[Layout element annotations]
# # # # # # #

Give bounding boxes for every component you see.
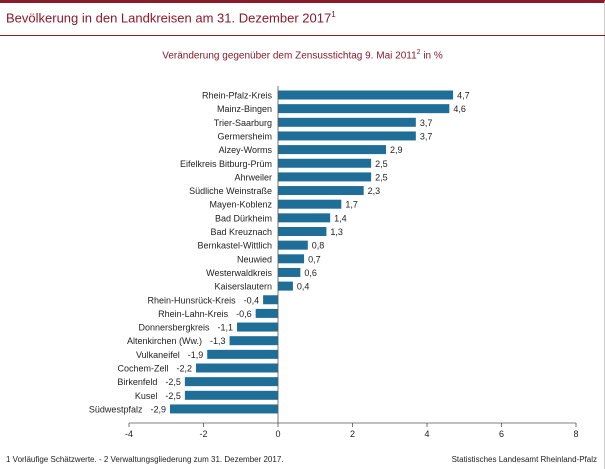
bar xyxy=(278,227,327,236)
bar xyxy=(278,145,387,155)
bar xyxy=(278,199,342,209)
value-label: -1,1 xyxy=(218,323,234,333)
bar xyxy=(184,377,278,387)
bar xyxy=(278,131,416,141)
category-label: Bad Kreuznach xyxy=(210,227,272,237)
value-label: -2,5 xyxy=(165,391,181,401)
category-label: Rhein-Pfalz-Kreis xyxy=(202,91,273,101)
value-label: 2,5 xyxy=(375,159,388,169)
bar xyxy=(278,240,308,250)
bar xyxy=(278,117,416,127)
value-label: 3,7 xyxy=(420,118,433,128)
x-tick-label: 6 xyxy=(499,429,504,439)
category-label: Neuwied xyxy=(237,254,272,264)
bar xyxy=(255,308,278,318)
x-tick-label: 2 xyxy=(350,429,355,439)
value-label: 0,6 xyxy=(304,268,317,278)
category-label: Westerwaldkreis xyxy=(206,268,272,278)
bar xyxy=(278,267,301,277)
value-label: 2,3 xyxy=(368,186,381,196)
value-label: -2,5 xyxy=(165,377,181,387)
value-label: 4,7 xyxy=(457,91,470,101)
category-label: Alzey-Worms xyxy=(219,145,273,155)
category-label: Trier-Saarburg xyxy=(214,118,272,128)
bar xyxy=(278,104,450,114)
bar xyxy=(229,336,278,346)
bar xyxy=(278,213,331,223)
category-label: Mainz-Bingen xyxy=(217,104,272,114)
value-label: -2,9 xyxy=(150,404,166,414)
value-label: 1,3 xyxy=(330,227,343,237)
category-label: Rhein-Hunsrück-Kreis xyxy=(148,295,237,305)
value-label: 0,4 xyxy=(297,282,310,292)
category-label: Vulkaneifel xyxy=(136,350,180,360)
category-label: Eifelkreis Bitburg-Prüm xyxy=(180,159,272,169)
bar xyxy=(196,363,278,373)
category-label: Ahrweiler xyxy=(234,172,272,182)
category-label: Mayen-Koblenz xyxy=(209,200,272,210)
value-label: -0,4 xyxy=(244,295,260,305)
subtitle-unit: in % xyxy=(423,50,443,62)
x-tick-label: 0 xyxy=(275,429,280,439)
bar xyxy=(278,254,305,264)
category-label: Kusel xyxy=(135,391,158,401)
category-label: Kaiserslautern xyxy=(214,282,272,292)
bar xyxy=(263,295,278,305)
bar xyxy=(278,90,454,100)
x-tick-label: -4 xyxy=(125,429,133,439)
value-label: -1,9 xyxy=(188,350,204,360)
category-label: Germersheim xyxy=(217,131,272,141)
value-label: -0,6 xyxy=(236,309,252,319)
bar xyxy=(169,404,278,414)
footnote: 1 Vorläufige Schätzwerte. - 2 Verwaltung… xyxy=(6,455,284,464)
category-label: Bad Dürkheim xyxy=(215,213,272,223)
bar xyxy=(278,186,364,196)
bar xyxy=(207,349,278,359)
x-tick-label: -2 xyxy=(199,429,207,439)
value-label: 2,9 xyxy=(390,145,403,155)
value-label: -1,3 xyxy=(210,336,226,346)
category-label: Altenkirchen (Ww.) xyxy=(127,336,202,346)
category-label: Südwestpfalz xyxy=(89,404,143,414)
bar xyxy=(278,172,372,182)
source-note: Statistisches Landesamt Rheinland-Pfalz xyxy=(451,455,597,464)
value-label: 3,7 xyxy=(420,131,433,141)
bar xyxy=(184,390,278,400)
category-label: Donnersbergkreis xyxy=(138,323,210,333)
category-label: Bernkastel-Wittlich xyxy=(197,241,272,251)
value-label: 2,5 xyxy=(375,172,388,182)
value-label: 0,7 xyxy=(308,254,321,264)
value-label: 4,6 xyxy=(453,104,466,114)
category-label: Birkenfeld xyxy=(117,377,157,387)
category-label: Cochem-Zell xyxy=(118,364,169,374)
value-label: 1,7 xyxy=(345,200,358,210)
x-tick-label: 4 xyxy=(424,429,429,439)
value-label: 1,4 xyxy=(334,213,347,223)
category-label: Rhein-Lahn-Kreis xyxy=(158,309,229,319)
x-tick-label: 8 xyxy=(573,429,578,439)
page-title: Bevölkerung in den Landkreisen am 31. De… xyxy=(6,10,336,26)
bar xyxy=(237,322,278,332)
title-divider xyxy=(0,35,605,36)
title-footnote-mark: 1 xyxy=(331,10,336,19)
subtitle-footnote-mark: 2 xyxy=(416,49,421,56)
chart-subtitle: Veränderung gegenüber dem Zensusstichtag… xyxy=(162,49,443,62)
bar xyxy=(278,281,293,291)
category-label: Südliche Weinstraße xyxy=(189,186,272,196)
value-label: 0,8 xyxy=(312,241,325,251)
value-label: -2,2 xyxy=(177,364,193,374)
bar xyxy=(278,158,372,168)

# # # # # # #

Identify each line in the rows above that contains the string "mark", and copy those lines.

Reply:
title-footnote-mark: 1 xyxy=(331,10,336,19)
subtitle-footnote-mark: 2 xyxy=(416,49,421,56)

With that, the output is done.